Repeat every line exactly, keeping the pictures out of the copy.

***

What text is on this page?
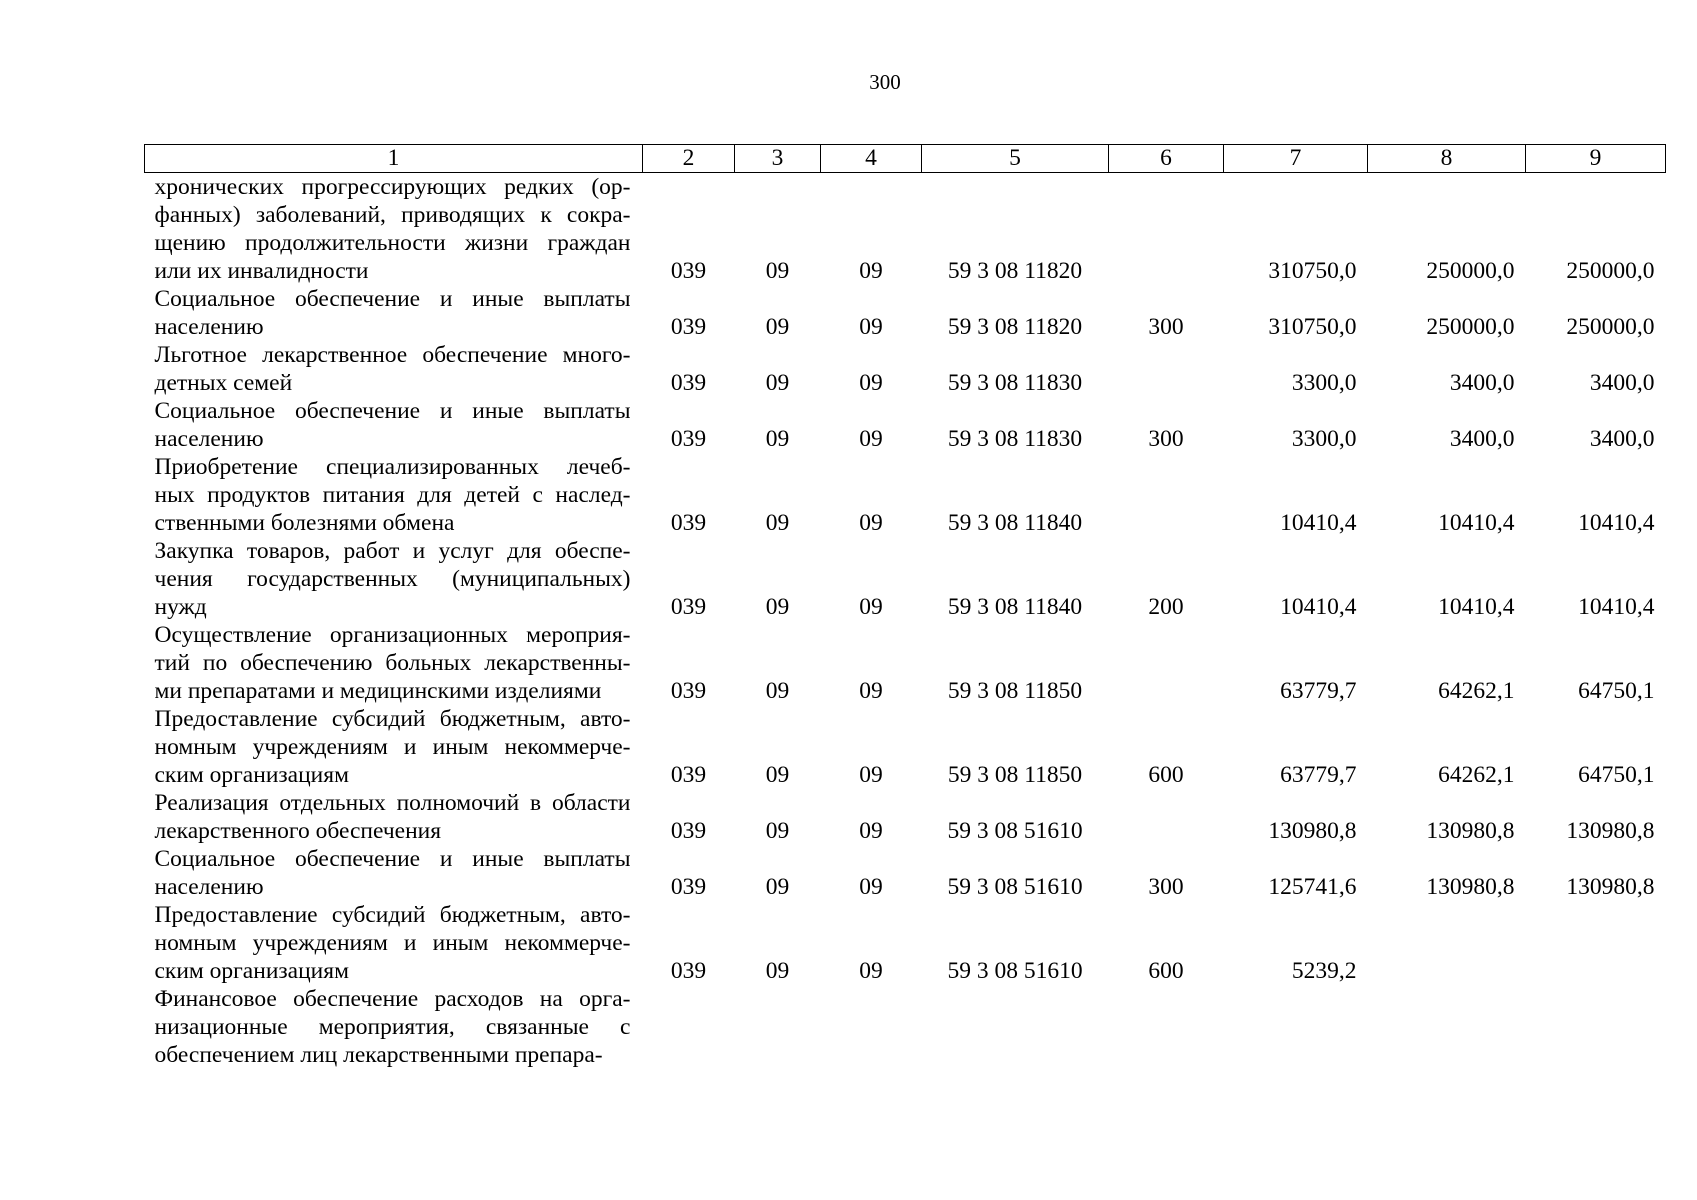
300
1	2	3	4	5	6	7	8	9

хронических прогрессирующих редких (ор-
фанных) заболеваний, приводящих к сокра-
щению продолжительности жизни граждан
или их инвалидности	039	09	09	59 3 08 11820		310750,0	250000,0	250000,0

Социальное обеспечение и иные выплаты
населению	039	09	09	59 3 08 11820	300	310750,0	250000,0	250000,0

Льготное лекарственное обеспечение много-
детных семей	039	09	09	59 3 08 11830		3300,0	3400,0	3400,0

Социальное обеспечение и иные выплаты
населению	039	09	09	59 3 08 11830	300	3300,0	3400,0	3400,0

Приобретение специализированных лечеб-
ных продуктов питания для детей с наслед-
ственными болезнями обмена	039	09	09	59 3 08 11840		10410,4	10410,4	10410,4

Закупка товаров, работ и услуг для обеспе-
чения государственных (муниципальных)
нужд	039	09	09	59 3 08 11840	200	10410,4	10410,4	10410,4

Осуществление организационных мероприя-
тий по обеспечению больных лекарственны-
ми препаратами и медицинскими изделиями	039	09	09	59 3 08 11850		63779,7	64262,1	64750,1

Предоставление субсидий бюджетным, авто-
номным учреждениям и иным некоммерче-
ским организациям	039	09	09	59 3 08 11850	600	63779,7	64262,1	64750,1

Реализация отдельных полномочий в области
лекарственного обеспечения	039	09	09	59 3 08 51610		130980,8	130980,8	130980,8

Социальное обеспечение и иные выплаты
населению	039	09	09	59 3 08 51610	300	125741,6	130980,8	130980,8

Предоставление субсидий бюджетным, авто-
номным учреждениям и иным некоммерче-
ским организациям	039	09	09	59 3 08 51610	600	5239,2		

Финансовое обеспечение расходов на орга-
низационные мероприятия, связанные с
обеспечением лиц лекарственными препара-								
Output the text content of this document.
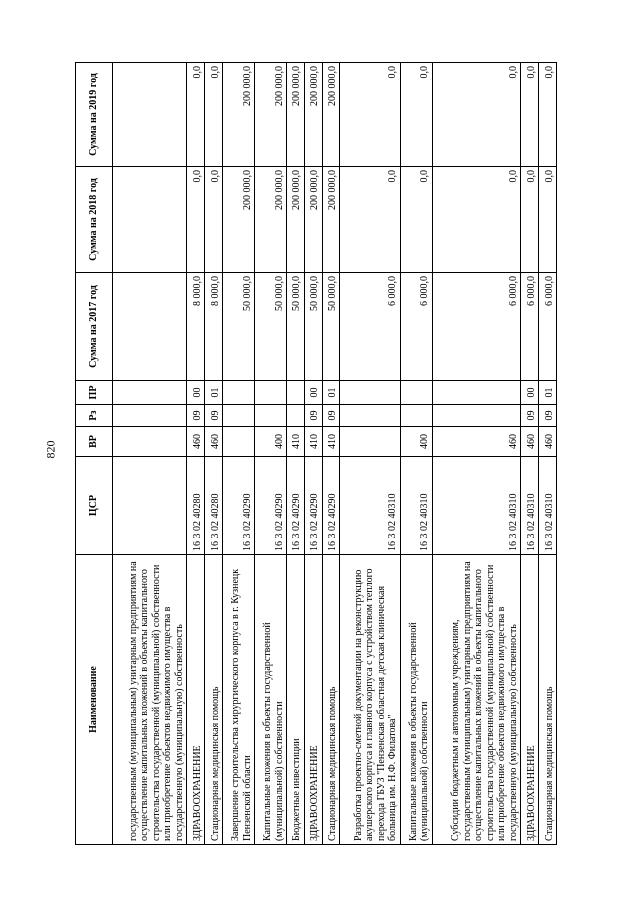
820
Наименование	ЦСР	ВР	Рз	ПР	Сумма на 2017 год	Сумма на 2018 год	Сумма на 2019 год
государственным (муниципальным) унитарным предприятиям на осуществление капитальных вложений в объекты капитального строительства государственной (муниципальной) собственности или приобретение объектов недвижимого имущества в государственную (муниципальную) собственность							
ЗДРАВООХРАНЕНИЕ	16 3 02 40280	460	09	00	8 000,0	0,0	0,0
Стационарная медицинская помощь	16 3 02 40280	460	09	01	8 000,0	0,0	0,0
Завершение строительства хирургического корпуса в г. Кузнецк Пензенской области	16 3 02 40290				50 000,0	200 000,0	200 000,0
Капитальные вложения в объекты государственной (муниципальной) собственности	16 3 02 40290	400			50 000,0	200 000,0	200 000,0
Бюджетные инвестиции	16 3 02 40290	410			50 000,0	200 000,0	200 000,0
ЗДРАВООХРАНЕНИЕ	16 3 02 40290	410	09	00	50 000,0	200 000,0	200 000,0
Стационарная медицинская помощь	16 3 02 40290	410	09	01	50 000,0	200 000,0	200 000,0
Разработка проектно-сметной документации на реконструкцию акушерского корпуса и главного корпуса с устройством теплого перехода ГБУЗ "Пензенская областная детская клиническая больница им. Н.Ф. Филатова"	16 3 02 40310				6 000,0	0,0	0,0
Капитальные вложения в объекты государственной (муниципальной) собственности	16 3 02 40310	400			6 000,0	0,0	0,0
Субсидии бюджетным и автономным учреждениям, государственным (муниципальным) унитарным предприятиям на осуществление капитальных вложений в объекты капитального строительства государственной (муниципальной) собственности или приобретение объектов недвижимого имущества в государственную (муниципальную) собственность	16 3 02 40310	460			6 000,0	0,0	0,0
ЗДРАВООХРАНЕНИЕ	16 3 02 40310	460	09	00	6 000,0	0,0	0,0
Стационарная медицинская помощь	16 3 02 40310	460	09	01	6 000,0	0,0	0,0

***

WRITTEN REPLY:
What text is on this page?
300
1	2	3	4	5	6	7	8	9

хронических прогрессирующих редких (ор-
фанных) заболеваний, приводящих к сокра-
щению продолжительности жизни граждан
или их инвалидности	039	09	09	59 3 08 11820		310750,0	250000,0	250000,0

Социальное обеспечение и иные выплаты
населению	039	09	09	59 3 08 11820	300	310750,0	250000,0	250000,0

Льготное лекарственное обеспечение много-
детных семей	039	09	09	59 3 08 11830		3300,0	3400,0	3400,0

Социальное обеспечение и иные выплаты
населению	039	09	09	59 3 08 11830	300	3300,0	3400,0	3400,0

Приобретение специализированных лечеб-
ных продуктов питания для детей с наслед-
ственными болезнями обмена	039	09	09	59 3 08 11840		10410,4	10410,4	10410,4

Закупка товаров, работ и услуг для обеспе-
чения государственных (муниципальных)
нужд	039	09	09	59 3 08 11840	200	10410,4	10410,4	10410,4

Осуществление организационных мероприя-
тий по обеспечению больных лекарственны-
ми препаратами и медицинскими изделиями	039	09	09	59 3 08 11850		63779,7	64262,1	64750,1

Предоставление субсидий бюджетным, авто-
номным учреждениям и иным некоммерче-
ским организациям	039	09	09	59 3 08 11850	600	63779,7	64262,1	64750,1

Реализация отдельных полномочий в области
лекарственного обеспечения	039	09	09	59 3 08 51610		130980,8	130980,8	130980,8

Социальное обеспечение и иные выплаты
населению	039	09	09	59 3 08 51610	300	125741,6	130980,8	130980,8

Предоставление субсидий бюджетным, авто-
номным учреждениям и иным некоммерче-
ским организациям	039	09	09	59 3 08 51610	600	5239,2		

Финансовое обеспечение расходов на орга-
низационные мероприятия, связанные с
обеспечением лиц лекарственными препара-								
Output the text content of this document.
820
Наименование	ЦСР	ВР	Рз	ПР	Сумма на 2017 год	Сумма на 2018 год	Сумма на 2019 год
государственным (муниципальным) унитарным предприятиям на осуществление капитальных вложений в объекты капитального строительства государственной (муниципальной) собственности или приобретение объектов недвижимого имущества в государственную (муниципальную) собственность							
ЗДРАВООХРАНЕНИЕ	16 3 02 40280	460	09	00	8 000,0	0,0	0,0
Стационарная медицинская помощь	16 3 02 40280	460	09	01	8 000,0	0,0	0,0
Завершение строительства хирургического корпуса в г. Кузнецк Пензенской области	16 3 02 40290				50 000,0	200 000,0	200 000,0
Капитальные вложения в объекты государственной (муниципальной) собственности	16 3 02 40290	400			50 000,0	200 000,0	200 000,0
Бюджетные инвестиции	16 3 02 40290	410			50 000,0	200 000,0	200 000,0
ЗДРАВООХРАНЕНИЕ	16 3 02 40290	410	09	00	50 000,0	200 000,0	200 000,0
Стационарная медицинская помощь	16 3 02 40290	410	09	01	50 000,0	200 000,0	200 000,0
Разработка проектно-сметной документации на реконструкцию акушерского корпуса и главного корпуса с устройством теплого перехода ГБУЗ "Пензенская областная детская клиническая больница им. Н.Ф. Филатова"	16 3 02 40310				6 000,0	0,0	0,0
Капитальные вложения в объекты государственной (муниципальной) собственности	16 3 02 40310	400			6 000,0	0,0	0,0
Субсидии бюджетным и автономным учреждениям, государственным (муниципальным) унитарным предприятиям на осуществление капитальных вложений в объекты капитального строительства государственной (муниципальной) собственности или приобретение объектов недвижимого имущества в государственную (муниципальную) собственность	16 3 02 40310	460			6 000,0	0,0	0,0
ЗДРАВООХРАНЕНИЕ	16 3 02 40310	460	09	00	6 000,0	0,0	0,0
Стационарная медицинская помощь	16 3 02 40310	460	09	01	6 000,0	0,0	0,0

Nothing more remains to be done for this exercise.